--- EXTRACTED ENTRIES ---
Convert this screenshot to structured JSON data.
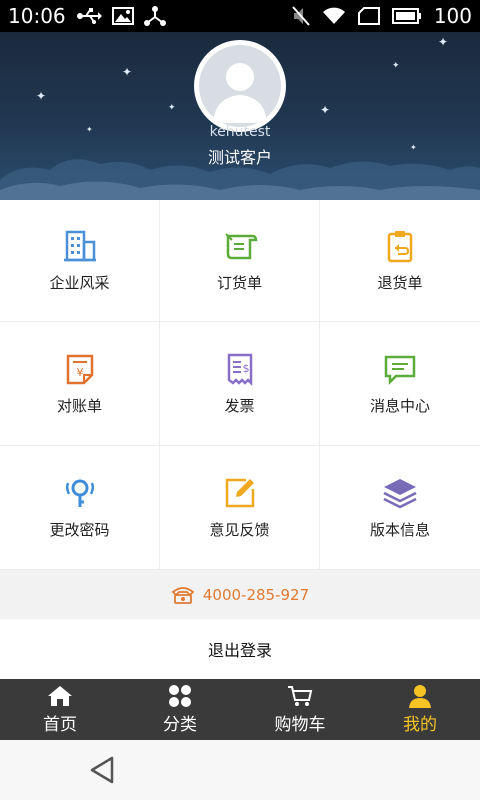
{
  "status_bar": {
    "time": "10:06",
    "battery_level": "100",
    "left_icons": [
      "usb-icon",
      "image-icon",
      "share-icon"
    ],
    "right_icons": [
      "mute-icon",
      "wifi-icon",
      "sim-icon",
      "battery-icon"
    ]
  },
  "profile": {
    "username": "kehutest",
    "display_name": "测试客户"
  },
  "menu": [
    {
      "label": "企业风采",
      "icon": "building-icon",
      "color": "#4a90d9"
    },
    {
      "label": "订货单",
      "icon": "order-scroll-icon",
      "color": "#5aab3a"
    },
    {
      "label": "退货单",
      "icon": "return-clipboard-icon",
      "color": "#f0a81e"
    },
    {
      "label": "对账单",
      "icon": "statement-icon",
      "color": "#e2702e"
    },
    {
      "label": "发票",
      "icon": "invoice-icon",
      "color": "#8a6fc9"
    },
    {
      "label": "消息中心",
      "icon": "message-icon",
      "color": "#5aab3a"
    },
    {
      "label": "更改密码",
      "icon": "key-icon",
      "color": "#3f8fd8"
    },
    {
      "label": "意见反馈",
      "icon": "feedback-edit-icon",
      "color": "#f0a81e"
    },
    {
      "label": "版本信息",
      "icon": "layers-icon",
      "color": "#7a6bb8"
    }
  ],
  "hotline": {
    "number": "4000-285-927",
    "icon": "phone-icon",
    "color": "#e07a32"
  },
  "logout": {
    "label": "退出登录"
  },
  "tabbar": {
    "items": [
      {
        "label": "首页",
        "icon": "home-icon"
      },
      {
        "label": "分类",
        "icon": "category-icon"
      },
      {
        "label": "购物车",
        "icon": "cart-icon"
      },
      {
        "label": "我的",
        "icon": "user-icon"
      }
    ],
    "active_index": 3,
    "active_color": "#f6c325"
  },
  "nav": {
    "back_icon": "back-triangle-icon"
  }
}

--- PROBLEM TO WORK ON ---
All of the data above should be quoted exactly, except for the pictures.

--- CORRECT RESPONSE ---
Convert this screenshot to structured JSON data.
{
  "status_bar": {
    "time": "10:06",
    "battery_level": "100",
    "left_icons": [
      "usb-icon",
      "image-icon",
      "share-icon"
    ],
    "right_icons": [
      "mute-icon",
      "wifi-icon",
      "sim-icon",
      "battery-icon"
    ]
  },
  "profile": {
    "username": "kehutest",
    "display_name": "测试客户"
  },
  "menu": [
    {
      "label": "企业风采",
      "icon": "building-icon",
      "color": "#4a90d9"
    },
    {
      "label": "订货单",
      "icon": "order-scroll-icon",
      "color": "#5aab3a"
    },
    {
      "label": "退货单",
      "icon": "return-clipboard-icon",
      "color": "#f0a81e"
    },
    {
      "label": "对账单",
      "icon": "statement-icon",
      "color": "#e2702e"
    },
    {
      "label": "发票",
      "icon": "invoice-icon",
      "color": "#8a6fc9"
    },
    {
      "label": "消息中心",
      "icon": "message-icon",
      "color": "#5aab3a"
    },
    {
      "label": "更改密码",
      "icon": "key-icon",
      "color": "#3f8fd8"
    },
    {
      "label": "意见反馈",
      "icon": "feedback-edit-icon",
      "color": "#f0a81e"
    },
    {
      "label": "版本信息",
      "icon": "layers-icon",
      "color": "#7a6bb8"
    }
  ],
  "hotline": {
    "number": "4000-285-927",
    "icon": "phone-icon",
    "color": "#e07a32"
  },
  "logout": {
    "label": "退出登录"
  },
  "tabbar": {
    "items": [
      {
        "label": "首页",
        "icon": "home-icon"
      },
      {
        "label": "分类",
        "icon": "category-icon"
      },
      {
        "label": "购物车",
        "icon": "cart-icon"
      },
      {
        "label": "我的",
        "icon": "user-icon"
      }
    ],
    "active_index": 3,
    "active_color": "#f6c325"
  },
  "nav": {
    "back_icon": "back-triangle-icon"
  }
}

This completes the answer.